| Stored items from a collection |
* * *
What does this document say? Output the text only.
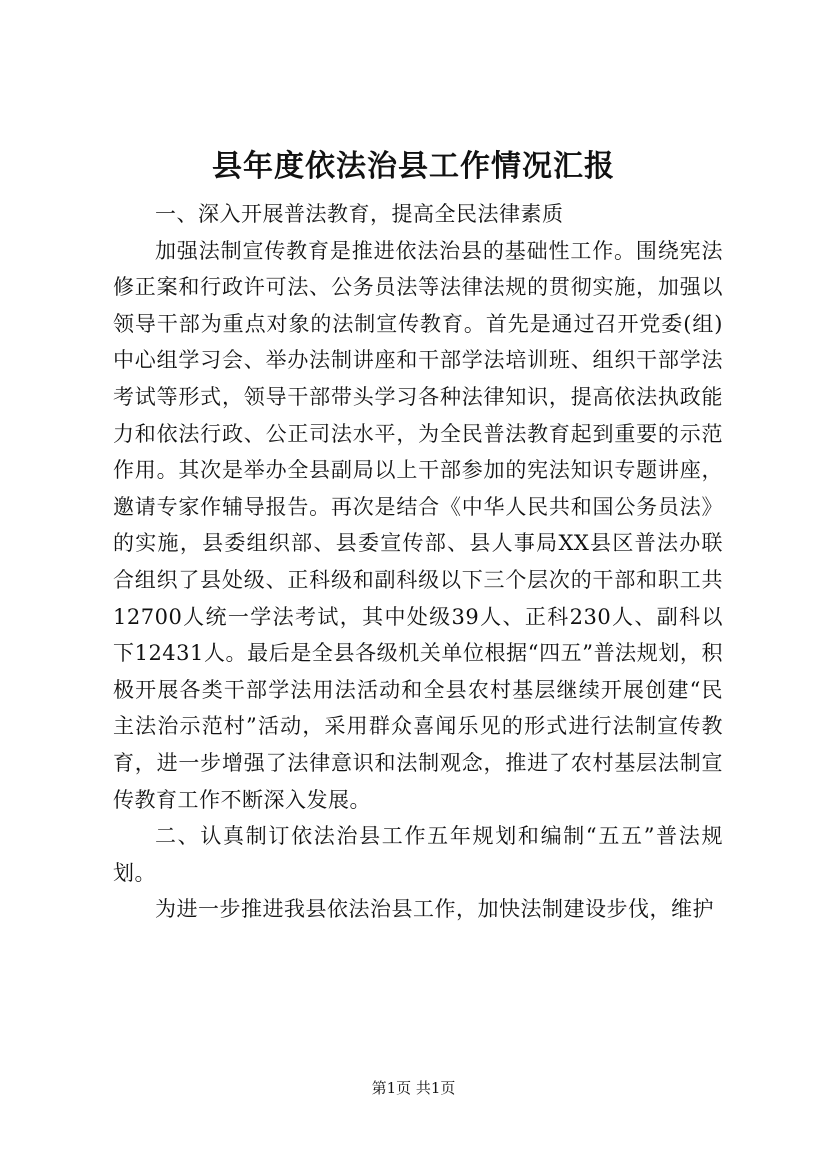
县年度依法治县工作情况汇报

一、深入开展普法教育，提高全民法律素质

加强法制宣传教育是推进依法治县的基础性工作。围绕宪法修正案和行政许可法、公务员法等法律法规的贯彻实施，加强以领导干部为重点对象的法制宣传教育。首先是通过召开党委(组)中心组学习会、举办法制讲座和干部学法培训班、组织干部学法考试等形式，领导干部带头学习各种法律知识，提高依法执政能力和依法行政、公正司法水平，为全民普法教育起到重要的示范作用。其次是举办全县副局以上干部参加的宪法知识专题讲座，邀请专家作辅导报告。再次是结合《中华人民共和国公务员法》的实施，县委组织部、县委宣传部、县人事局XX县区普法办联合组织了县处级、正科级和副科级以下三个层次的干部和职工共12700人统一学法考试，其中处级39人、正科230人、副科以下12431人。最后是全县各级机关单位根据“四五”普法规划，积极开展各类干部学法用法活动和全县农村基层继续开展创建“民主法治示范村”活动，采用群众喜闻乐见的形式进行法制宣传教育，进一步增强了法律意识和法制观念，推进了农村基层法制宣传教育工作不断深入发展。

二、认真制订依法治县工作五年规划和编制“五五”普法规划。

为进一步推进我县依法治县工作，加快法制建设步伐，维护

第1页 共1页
* * *
| WORK INSTRUCTIONS |
Reproduce each record above by retyping it exactly; omit all images.

| COMPLETED EXERCISE |
What does this document say? Output the text only.
县年度依法治县工作情况汇报

一、深入开展普法教育，提高全民法律素质

加强法制宣传教育是推进依法治县的基础性工作。围绕宪法修正案和行政许可法、公务员法等法律法规的贯彻实施，加强以领导干部为重点对象的法制宣传教育。首先是通过召开党委(组)中心组学习会、举办法制讲座和干部学法培训班、组织干部学法考试等形式，领导干部带头学习各种法律知识，提高依法执政能力和依法行政、公正司法水平，为全民普法教育起到重要的示范作用。其次是举办全县副局以上干部参加的宪法知识专题讲座，邀请专家作辅导报告。再次是结合《中华人民共和国公务员法》的实施，县委组织部、县委宣传部、县人事局XX县区普法办联合组织了县处级、正科级和副科级以下三个层次的干部和职工共12700人统一学法考试，其中处级39人、正科230人、副科以下12431人。最后是全县各级机关单位根据“四五”普法规划，积极开展各类干部学法用法活动和全县农村基层继续开展创建“民主法治示范村”活动，采用群众喜闻乐见的形式进行法制宣传教育，进一步增强了法律意识和法制观念，推进了农村基层法制宣传教育工作不断深入发展。

二、认真制订依法治县工作五年规划和编制“五五”普法规划。

为进一步推进我县依法治县工作，加快法制建设步伐，维护

第1页 共1页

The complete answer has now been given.